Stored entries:

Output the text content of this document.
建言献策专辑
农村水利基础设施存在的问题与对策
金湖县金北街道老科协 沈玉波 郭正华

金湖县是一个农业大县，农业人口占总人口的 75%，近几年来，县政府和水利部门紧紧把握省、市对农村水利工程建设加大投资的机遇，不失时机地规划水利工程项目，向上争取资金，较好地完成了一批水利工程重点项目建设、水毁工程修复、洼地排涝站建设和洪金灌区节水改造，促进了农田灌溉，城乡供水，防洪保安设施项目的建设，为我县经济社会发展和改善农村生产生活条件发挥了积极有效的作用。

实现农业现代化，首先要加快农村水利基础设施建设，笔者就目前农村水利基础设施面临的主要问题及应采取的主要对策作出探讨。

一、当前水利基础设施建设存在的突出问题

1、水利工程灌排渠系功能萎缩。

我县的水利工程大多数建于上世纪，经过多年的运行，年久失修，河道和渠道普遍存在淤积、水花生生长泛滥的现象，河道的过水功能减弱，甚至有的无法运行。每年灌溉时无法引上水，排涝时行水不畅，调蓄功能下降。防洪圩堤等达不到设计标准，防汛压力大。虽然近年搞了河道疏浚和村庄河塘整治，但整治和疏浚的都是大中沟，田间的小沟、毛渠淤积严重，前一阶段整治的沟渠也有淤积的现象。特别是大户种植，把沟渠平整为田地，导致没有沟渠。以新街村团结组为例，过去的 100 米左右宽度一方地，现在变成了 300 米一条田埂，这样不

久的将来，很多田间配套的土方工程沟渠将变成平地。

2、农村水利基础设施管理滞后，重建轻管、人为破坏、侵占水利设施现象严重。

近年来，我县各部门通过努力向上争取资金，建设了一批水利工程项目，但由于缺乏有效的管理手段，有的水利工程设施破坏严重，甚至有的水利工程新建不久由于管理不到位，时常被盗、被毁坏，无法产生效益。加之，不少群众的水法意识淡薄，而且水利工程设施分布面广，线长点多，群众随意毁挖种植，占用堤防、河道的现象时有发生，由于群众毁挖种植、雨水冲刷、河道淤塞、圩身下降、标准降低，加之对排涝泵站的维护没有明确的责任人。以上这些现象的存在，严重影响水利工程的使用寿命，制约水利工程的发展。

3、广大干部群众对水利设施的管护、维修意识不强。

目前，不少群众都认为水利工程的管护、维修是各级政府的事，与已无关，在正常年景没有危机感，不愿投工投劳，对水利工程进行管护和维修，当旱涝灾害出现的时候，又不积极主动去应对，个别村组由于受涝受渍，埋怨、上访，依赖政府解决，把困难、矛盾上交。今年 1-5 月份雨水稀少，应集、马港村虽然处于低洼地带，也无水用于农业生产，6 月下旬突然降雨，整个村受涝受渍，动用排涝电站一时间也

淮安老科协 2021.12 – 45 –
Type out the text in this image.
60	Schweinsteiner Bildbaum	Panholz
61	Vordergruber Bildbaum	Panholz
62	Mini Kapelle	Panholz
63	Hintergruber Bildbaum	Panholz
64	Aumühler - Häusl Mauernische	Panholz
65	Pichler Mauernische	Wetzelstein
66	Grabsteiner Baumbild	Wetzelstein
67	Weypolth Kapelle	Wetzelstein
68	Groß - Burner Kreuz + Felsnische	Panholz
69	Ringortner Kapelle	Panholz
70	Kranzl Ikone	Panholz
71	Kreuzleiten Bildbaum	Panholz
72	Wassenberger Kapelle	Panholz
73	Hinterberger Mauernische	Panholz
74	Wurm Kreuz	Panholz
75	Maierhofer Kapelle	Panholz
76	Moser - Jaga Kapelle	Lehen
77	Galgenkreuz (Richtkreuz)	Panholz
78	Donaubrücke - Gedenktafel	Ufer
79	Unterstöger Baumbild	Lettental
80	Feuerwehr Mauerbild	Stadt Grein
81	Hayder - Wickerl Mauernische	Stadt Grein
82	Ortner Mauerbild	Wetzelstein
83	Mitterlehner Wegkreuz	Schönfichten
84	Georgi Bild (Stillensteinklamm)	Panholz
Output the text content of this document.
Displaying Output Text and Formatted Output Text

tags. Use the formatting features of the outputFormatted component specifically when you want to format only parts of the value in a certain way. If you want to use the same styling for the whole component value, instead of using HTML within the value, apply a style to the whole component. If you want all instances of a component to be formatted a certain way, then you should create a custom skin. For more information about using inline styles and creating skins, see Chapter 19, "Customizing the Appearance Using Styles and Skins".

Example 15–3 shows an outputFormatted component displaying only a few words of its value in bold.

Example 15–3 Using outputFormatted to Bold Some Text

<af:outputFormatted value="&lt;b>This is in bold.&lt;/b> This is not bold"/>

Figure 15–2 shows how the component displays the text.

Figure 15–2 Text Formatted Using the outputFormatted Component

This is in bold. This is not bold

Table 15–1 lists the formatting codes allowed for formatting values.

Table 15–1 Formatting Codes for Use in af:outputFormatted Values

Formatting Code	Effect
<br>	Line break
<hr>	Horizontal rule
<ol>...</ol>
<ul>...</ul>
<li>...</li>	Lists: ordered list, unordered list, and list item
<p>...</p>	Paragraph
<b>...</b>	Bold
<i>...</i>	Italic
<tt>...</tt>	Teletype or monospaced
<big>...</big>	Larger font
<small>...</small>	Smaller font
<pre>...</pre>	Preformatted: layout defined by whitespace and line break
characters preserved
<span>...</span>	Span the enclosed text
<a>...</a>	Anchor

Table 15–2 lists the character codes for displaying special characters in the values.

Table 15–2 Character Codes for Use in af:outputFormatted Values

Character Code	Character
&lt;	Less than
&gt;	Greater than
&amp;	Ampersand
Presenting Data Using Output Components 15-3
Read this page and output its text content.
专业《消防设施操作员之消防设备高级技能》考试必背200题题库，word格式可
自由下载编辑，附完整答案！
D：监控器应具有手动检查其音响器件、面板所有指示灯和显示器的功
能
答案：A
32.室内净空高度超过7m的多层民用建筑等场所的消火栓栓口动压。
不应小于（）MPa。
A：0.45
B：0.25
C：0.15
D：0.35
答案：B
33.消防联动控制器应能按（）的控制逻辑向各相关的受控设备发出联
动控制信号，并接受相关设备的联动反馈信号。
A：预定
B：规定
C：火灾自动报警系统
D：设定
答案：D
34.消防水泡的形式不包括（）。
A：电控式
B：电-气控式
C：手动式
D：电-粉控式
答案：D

Task objective - Pick out all the lines with the word "Using" in them and copy them.

Task output -
tags. Use the formatting features of the outputFormatted component specifically when you want to format only parts of the value in a certain way. If you want to use the same styling for the whole component value, instead of using HTML within the value, apply a style to the whole component. If you want all instances of a component to be formatted a certain way, then you should create a custom skin. For more information about using inline styles and creating skins, see Chapter 19, "Customizing the Appearance Using Styles and Skins".
Example 15–3 Using outputFormatted to Bold Some Text
Figure 15–2 Text Formatted Using the outputFormatted Component
Presenting Data Using Output Components 15-3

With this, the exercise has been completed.